## Your instructions
Using the listing beneath this task, count the lines with the word "formării" and write only the result.

[Dataset records]
- - - - - - -
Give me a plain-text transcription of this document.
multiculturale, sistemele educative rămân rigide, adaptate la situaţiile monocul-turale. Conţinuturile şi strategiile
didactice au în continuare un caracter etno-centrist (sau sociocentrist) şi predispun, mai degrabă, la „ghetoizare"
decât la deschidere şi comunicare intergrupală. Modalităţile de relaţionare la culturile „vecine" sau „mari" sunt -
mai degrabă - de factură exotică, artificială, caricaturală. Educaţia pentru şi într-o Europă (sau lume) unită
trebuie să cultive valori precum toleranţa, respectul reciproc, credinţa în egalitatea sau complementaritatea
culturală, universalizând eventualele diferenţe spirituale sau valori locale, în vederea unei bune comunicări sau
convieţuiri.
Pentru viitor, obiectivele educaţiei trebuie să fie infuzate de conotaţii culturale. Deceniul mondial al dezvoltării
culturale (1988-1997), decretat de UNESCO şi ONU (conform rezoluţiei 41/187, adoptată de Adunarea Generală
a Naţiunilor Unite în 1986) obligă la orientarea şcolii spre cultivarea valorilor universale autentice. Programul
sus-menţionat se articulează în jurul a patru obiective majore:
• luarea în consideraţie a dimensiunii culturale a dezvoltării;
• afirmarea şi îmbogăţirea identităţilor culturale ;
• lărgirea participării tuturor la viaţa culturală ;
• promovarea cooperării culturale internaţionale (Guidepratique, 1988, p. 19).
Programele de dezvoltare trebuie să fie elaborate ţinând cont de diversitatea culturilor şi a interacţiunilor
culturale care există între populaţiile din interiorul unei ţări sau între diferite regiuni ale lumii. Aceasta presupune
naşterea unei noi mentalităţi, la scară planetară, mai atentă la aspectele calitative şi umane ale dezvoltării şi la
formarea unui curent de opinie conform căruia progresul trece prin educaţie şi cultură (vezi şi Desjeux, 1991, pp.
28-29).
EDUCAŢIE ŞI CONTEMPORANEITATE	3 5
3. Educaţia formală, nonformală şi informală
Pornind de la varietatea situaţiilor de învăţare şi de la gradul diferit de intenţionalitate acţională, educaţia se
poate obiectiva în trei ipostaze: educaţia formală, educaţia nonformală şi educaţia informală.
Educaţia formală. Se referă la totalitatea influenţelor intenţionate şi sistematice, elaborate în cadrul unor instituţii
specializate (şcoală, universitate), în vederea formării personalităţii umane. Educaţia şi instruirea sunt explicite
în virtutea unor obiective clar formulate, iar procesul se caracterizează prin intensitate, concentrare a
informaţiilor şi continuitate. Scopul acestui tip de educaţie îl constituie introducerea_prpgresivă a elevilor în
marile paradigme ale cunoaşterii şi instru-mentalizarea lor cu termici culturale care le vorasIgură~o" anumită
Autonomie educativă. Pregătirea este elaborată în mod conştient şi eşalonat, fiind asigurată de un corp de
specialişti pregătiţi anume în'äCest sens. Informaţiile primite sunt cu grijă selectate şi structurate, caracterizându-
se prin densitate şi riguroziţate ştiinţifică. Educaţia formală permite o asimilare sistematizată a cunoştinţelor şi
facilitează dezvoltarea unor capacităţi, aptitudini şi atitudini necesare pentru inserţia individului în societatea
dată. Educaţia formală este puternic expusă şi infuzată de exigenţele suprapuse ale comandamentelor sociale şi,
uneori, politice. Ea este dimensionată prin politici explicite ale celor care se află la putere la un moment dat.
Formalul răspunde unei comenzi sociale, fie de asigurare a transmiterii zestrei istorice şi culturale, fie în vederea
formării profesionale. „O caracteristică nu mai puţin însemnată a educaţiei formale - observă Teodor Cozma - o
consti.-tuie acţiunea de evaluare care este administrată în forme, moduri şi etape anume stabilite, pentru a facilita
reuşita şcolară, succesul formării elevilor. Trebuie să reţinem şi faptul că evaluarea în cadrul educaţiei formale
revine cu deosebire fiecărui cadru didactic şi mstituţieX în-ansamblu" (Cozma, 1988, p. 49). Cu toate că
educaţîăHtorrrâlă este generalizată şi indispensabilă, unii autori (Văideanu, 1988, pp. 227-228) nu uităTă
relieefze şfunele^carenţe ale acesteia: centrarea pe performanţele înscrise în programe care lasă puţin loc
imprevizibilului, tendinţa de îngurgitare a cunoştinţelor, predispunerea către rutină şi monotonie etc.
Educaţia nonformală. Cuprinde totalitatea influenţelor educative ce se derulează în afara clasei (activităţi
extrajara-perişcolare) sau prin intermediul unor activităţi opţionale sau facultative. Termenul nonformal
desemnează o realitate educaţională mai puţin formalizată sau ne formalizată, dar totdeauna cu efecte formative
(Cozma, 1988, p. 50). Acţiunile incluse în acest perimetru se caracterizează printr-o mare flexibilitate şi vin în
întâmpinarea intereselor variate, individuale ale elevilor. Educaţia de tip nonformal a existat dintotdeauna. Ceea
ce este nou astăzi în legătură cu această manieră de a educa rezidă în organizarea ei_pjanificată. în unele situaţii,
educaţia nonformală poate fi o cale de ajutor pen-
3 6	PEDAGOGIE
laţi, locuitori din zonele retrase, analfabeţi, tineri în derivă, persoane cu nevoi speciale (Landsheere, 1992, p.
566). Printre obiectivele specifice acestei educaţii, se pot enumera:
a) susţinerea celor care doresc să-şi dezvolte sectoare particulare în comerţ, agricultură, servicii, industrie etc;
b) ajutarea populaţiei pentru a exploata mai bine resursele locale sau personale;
- - - - - - -
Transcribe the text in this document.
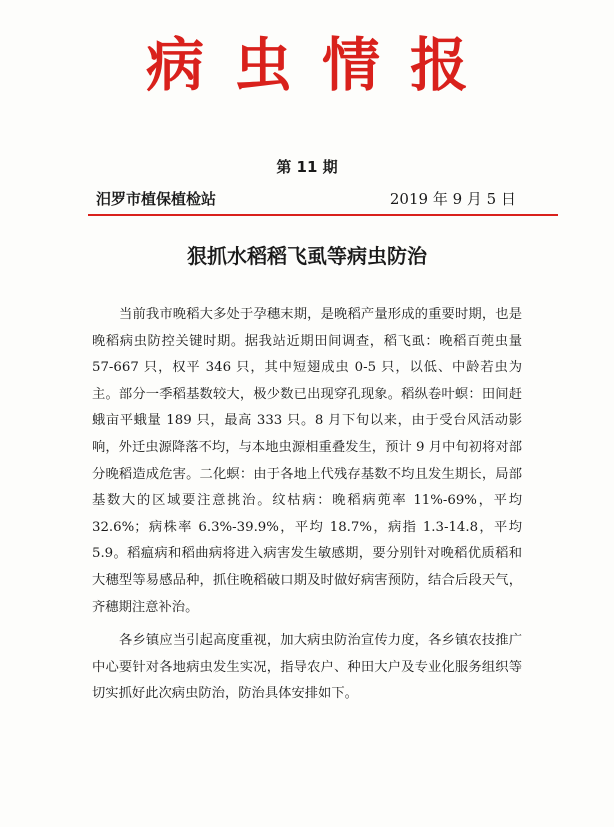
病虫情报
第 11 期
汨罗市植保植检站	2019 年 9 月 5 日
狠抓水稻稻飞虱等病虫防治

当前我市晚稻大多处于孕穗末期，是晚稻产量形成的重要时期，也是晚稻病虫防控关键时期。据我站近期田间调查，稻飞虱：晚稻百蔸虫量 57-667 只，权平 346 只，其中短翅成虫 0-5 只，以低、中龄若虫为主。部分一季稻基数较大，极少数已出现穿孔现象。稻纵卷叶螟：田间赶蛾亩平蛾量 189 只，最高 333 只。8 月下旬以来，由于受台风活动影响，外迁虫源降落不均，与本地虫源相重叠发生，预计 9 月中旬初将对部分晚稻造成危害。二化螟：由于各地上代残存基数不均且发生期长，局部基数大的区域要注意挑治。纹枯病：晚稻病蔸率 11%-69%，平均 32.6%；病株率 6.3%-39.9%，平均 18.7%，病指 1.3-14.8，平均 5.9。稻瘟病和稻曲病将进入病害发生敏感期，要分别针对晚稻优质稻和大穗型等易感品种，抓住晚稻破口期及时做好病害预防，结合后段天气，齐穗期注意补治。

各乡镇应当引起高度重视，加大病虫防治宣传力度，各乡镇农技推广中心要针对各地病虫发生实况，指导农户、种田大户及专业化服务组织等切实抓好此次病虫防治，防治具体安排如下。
- - - - - - -
## Written solution
3